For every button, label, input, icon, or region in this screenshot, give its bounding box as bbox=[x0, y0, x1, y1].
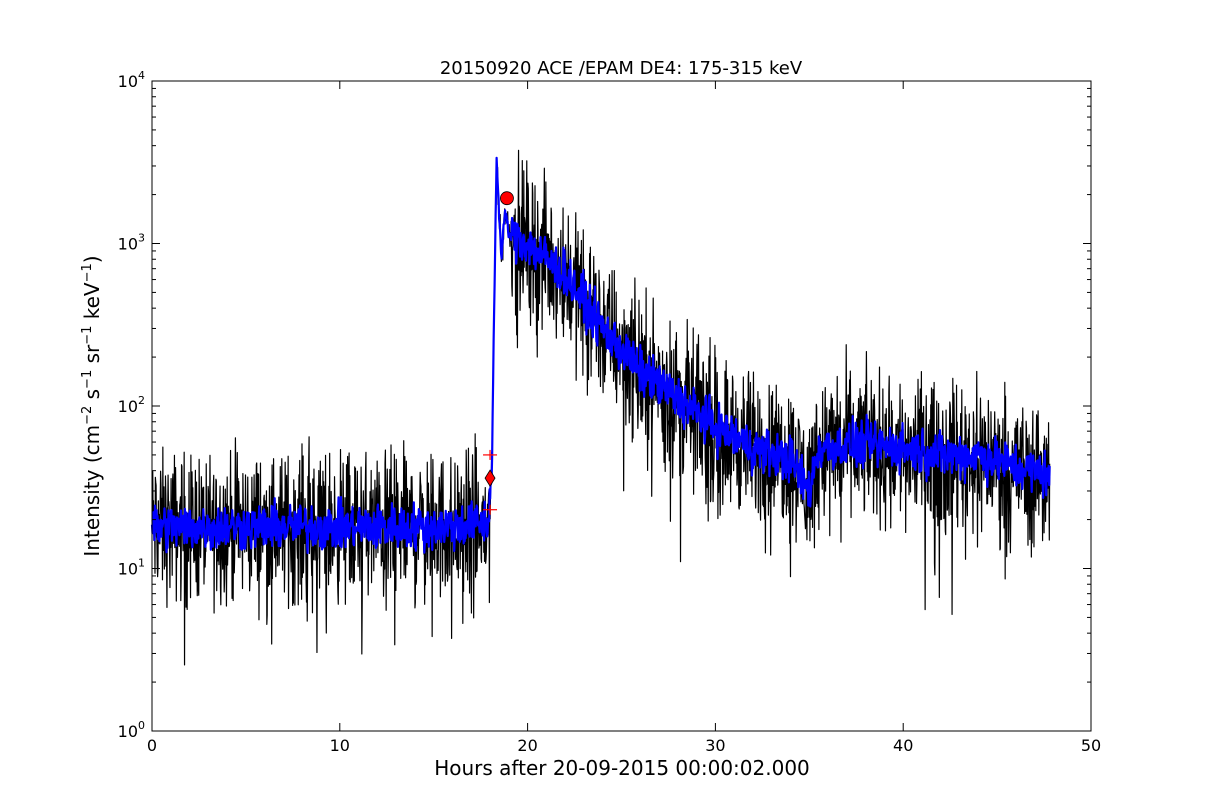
x-tick-label: 40 bbox=[893, 736, 913, 755]
plus-marker bbox=[483, 504, 498, 515]
peak-marker-circle bbox=[500, 191, 514, 206]
series-raw-line bbox=[151, 149, 1051, 666]
axis-ticks: 0 10 20 30 40 50 100 101 102 103 104 bbox=[118, 69, 1102, 755]
y-axis-label: Intensity (cm−2 s−1 sr−1 keV−1) bbox=[80, 255, 104, 556]
x-tick-label: 50 bbox=[1081, 736, 1101, 755]
chart-title: 20150920 ACE /EPAM DE4: 175-315 keV bbox=[440, 58, 803, 79]
onset-marker-diamond bbox=[484, 469, 496, 487]
x-tick-label: 0 bbox=[147, 736, 157, 755]
y-tick-label: 102 bbox=[118, 394, 145, 416]
plot-area bbox=[150, 149, 1051, 666]
plus-marker bbox=[483, 449, 498, 460]
x-tick-label: 20 bbox=[517, 736, 537, 755]
series-smoothed-line bbox=[150, 156, 1051, 555]
y-tick-label: 100 bbox=[118, 719, 145, 741]
x-tick-label: 10 bbox=[330, 736, 350, 755]
y-tick-label: 101 bbox=[118, 557, 145, 579]
x-tick-label: 30 bbox=[705, 736, 725, 755]
y-tick-label: 104 bbox=[118, 69, 145, 91]
y-tick-label: 103 bbox=[118, 232, 145, 254]
x-axis-label: Hours after 20-09-2015 00:00:02.000 bbox=[434, 756, 810, 780]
▬▬▬
Put the lines of the material from the line with "x-tick-label: 40 bbox=[893, 736, 913, 755]" to the line with "y-tick-label: 103 bbox=[118, 232, 145, 254]", both included, into a numbered list, leaving out any blank lines.

▶ EXERCISE RESPONSE
1. x-tick-label: 40 bbox=[893, 736, 913, 755]
2. plus-marker bbox=[483, 504, 498, 515]
3. peak-marker-circle bbox=[500, 191, 514, 206]
4. series-raw-line bbox=[151, 149, 1051, 666]
5. axis-ticks: 0 10 20 30 40 50 100 101 102 103 104 bbox=[118, 69, 1102, 755]
6. y-axis-label: Intensity (cm−2 s−1 sr−1 keV−1) bbox=[80, 255, 104, 556]
7. x-tick-label: 50 bbox=[1081, 736, 1101, 755]
8. chart-title: 20150920 ACE /EPAM DE4: 175-315 keV bbox=[440, 58, 803, 79]
9. onset-marker-diamond bbox=[484, 469, 496, 487]
10. x-tick-label: 0 bbox=[147, 736, 157, 755]
11. y-tick-label: 102 bbox=[118, 394, 145, 416]
12. plot-area bbox=[150, 149, 1051, 666]
13. plus-marker bbox=[483, 449, 498, 460]
14. x-tick-label: 20 bbox=[517, 736, 537, 755]
15. series-smoothed-line bbox=[150, 156, 1051, 555]
16. y-tick-label: 100 bbox=[118, 719, 145, 741]
17. x-tick-label: 10 bbox=[330, 736, 350, 755]
18. y-tick-label: 101 bbox=[118, 557, 145, 579]
19. x-tick-label: 30 bbox=[705, 736, 725, 755]
20. y-tick-label: 104 bbox=[118, 69, 145, 91]
21. y-tick-label: 103 bbox=[118, 232, 145, 254]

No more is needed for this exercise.